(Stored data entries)
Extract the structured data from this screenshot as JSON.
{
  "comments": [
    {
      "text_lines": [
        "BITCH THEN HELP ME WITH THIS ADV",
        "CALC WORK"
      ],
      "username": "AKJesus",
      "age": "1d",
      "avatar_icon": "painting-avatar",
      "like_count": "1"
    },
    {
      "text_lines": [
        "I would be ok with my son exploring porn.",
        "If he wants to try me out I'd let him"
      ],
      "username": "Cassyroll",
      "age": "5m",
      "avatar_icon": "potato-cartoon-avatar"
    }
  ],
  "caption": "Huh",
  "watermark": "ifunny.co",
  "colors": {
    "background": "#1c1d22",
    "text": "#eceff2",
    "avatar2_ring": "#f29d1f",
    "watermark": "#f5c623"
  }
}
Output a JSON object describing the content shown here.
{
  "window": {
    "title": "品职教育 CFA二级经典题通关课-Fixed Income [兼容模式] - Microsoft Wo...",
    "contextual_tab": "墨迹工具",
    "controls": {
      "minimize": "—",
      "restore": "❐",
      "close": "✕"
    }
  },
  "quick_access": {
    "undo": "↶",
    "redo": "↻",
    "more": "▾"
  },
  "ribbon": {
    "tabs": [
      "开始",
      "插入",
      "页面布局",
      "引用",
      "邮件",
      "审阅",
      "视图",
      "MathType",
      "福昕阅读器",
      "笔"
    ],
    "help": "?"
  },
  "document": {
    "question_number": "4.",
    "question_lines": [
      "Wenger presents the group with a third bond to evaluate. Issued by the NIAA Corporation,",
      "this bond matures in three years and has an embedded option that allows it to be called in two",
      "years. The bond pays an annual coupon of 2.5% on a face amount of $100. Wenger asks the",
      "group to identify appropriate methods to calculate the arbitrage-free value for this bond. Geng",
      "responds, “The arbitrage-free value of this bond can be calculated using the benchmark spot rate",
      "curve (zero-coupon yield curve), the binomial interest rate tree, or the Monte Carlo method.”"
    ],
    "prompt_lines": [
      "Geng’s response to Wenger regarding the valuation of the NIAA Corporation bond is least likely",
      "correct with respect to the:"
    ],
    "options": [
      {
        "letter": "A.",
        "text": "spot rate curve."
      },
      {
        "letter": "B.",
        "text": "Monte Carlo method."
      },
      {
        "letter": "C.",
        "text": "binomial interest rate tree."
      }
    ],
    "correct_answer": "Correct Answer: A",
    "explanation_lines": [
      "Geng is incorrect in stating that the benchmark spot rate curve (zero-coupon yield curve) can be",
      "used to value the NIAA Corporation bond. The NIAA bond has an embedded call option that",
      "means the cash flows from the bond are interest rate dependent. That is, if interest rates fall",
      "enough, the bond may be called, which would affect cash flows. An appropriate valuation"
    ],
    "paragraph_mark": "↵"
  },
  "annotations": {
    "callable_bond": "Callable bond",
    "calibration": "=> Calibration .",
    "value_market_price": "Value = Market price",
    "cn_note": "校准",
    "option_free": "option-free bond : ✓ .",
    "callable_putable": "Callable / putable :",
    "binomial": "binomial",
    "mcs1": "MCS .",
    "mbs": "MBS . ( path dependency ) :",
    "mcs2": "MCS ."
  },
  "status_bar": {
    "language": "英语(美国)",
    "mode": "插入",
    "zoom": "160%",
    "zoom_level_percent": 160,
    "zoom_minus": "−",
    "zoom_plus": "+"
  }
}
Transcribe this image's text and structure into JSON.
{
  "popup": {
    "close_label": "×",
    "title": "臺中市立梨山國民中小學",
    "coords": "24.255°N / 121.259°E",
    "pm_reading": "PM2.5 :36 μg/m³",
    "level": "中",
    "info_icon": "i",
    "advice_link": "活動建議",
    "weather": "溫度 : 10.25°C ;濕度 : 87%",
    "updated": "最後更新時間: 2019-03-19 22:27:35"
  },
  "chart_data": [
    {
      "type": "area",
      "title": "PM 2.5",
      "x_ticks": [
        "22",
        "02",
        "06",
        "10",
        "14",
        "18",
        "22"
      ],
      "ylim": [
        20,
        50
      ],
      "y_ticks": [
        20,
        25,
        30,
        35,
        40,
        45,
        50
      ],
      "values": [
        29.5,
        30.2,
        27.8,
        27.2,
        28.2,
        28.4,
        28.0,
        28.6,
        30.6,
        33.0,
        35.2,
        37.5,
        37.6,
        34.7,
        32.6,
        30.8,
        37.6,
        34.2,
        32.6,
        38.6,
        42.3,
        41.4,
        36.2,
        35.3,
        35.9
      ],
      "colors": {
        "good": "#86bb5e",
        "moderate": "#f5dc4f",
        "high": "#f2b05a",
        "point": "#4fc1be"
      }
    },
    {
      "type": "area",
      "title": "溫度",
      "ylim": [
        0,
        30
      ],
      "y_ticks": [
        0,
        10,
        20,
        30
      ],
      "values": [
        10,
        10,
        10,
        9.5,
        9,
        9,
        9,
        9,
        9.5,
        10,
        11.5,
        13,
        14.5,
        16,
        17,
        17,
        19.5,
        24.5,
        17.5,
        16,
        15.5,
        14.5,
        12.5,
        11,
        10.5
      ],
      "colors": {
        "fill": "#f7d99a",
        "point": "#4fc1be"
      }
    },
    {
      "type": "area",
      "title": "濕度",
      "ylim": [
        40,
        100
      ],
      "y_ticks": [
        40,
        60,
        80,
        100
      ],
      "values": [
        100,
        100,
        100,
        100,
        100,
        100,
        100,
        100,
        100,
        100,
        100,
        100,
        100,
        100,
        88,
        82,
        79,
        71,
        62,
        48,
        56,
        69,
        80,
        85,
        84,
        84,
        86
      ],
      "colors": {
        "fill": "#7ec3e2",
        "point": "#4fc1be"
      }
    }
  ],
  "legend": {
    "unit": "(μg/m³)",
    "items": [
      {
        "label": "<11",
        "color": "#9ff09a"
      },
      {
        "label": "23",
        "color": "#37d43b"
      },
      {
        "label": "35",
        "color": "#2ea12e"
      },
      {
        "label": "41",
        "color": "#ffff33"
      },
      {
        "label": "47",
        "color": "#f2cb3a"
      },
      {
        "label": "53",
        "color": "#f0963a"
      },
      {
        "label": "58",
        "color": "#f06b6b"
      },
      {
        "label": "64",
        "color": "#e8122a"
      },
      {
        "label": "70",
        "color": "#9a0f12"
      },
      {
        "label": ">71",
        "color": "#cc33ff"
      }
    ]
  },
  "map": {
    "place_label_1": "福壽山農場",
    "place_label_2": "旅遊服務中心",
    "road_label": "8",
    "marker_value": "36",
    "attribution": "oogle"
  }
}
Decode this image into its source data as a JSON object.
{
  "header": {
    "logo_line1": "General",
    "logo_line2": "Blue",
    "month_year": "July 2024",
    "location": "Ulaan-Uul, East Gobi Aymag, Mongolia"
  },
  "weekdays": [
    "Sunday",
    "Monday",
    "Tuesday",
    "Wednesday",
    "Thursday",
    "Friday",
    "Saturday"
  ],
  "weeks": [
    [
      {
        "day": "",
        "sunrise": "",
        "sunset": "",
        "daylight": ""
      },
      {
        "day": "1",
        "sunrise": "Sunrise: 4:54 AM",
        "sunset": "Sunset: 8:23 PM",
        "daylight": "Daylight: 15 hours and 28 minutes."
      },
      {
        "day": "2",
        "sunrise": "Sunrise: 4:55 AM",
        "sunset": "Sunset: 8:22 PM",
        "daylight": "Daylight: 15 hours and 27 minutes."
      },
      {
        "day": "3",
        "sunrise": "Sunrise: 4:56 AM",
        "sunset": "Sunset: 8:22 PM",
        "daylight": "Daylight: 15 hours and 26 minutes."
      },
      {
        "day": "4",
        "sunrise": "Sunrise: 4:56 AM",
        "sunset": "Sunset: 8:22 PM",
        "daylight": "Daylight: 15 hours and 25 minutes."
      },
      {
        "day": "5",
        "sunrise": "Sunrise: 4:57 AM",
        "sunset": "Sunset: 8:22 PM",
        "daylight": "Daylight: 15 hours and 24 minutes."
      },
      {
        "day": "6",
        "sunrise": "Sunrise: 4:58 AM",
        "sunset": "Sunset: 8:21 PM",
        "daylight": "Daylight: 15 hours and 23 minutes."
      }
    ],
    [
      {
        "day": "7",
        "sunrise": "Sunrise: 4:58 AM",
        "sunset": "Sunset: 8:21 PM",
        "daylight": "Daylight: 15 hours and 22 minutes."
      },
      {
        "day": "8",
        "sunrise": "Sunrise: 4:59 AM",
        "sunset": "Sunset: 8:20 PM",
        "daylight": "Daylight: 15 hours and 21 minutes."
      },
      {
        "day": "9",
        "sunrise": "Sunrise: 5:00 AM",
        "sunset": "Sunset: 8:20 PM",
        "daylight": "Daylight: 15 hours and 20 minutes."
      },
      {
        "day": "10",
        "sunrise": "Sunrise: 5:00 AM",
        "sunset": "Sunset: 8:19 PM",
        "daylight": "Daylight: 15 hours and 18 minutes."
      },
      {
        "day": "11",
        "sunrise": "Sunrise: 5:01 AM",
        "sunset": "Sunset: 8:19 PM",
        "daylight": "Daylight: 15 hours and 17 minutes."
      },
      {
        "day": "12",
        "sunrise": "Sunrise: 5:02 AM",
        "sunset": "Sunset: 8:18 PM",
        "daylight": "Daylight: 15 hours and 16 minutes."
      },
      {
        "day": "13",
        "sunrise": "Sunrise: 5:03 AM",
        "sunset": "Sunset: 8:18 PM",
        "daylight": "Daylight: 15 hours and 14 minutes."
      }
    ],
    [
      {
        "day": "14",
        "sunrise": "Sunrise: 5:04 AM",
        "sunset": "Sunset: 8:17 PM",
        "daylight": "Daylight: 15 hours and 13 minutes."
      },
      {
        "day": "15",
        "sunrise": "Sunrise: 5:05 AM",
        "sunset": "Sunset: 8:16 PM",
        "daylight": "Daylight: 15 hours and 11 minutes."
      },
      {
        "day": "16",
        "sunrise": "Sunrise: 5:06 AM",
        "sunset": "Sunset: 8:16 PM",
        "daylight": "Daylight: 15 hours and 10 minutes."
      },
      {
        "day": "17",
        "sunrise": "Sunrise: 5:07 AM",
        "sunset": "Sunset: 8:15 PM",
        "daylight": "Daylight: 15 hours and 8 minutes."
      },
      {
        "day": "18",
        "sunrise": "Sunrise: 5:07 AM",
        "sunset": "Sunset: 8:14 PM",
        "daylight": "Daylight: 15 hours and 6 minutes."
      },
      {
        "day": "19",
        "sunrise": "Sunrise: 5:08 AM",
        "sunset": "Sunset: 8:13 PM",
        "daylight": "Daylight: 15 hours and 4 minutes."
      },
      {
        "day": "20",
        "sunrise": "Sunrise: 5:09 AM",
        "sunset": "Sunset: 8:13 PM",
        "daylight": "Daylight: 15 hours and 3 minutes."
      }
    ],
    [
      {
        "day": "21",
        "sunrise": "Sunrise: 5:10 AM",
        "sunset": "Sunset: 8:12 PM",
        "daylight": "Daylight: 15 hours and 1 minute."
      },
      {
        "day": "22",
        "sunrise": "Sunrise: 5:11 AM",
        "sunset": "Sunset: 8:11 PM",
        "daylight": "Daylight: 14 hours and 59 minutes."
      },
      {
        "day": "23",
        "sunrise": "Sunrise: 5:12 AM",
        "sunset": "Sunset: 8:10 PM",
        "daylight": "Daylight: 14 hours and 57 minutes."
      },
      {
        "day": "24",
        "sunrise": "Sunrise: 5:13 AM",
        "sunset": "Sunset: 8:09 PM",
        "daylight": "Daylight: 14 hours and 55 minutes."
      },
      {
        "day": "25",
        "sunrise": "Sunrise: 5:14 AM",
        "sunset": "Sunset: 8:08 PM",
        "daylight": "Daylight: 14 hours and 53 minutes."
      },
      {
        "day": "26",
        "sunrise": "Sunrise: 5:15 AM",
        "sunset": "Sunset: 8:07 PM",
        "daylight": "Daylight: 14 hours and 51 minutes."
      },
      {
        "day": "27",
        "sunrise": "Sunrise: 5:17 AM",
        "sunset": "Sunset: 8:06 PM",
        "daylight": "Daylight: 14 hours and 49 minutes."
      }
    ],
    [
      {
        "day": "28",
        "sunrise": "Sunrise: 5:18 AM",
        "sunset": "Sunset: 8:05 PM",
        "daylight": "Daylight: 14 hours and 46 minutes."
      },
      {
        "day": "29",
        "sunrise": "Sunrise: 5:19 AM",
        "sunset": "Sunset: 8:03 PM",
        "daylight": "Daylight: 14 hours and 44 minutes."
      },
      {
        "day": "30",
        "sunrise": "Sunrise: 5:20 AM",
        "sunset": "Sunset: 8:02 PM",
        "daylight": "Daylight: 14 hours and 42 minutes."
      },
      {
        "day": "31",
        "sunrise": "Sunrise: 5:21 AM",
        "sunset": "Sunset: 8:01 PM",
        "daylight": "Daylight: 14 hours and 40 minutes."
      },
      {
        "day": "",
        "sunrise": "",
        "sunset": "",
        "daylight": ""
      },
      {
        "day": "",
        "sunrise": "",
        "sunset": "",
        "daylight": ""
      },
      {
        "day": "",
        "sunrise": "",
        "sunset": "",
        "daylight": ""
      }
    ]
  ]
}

§ Exercise goal
Of the lines in the material above, state how many contain the string "Geng"; give no other text.

§ Answer below
3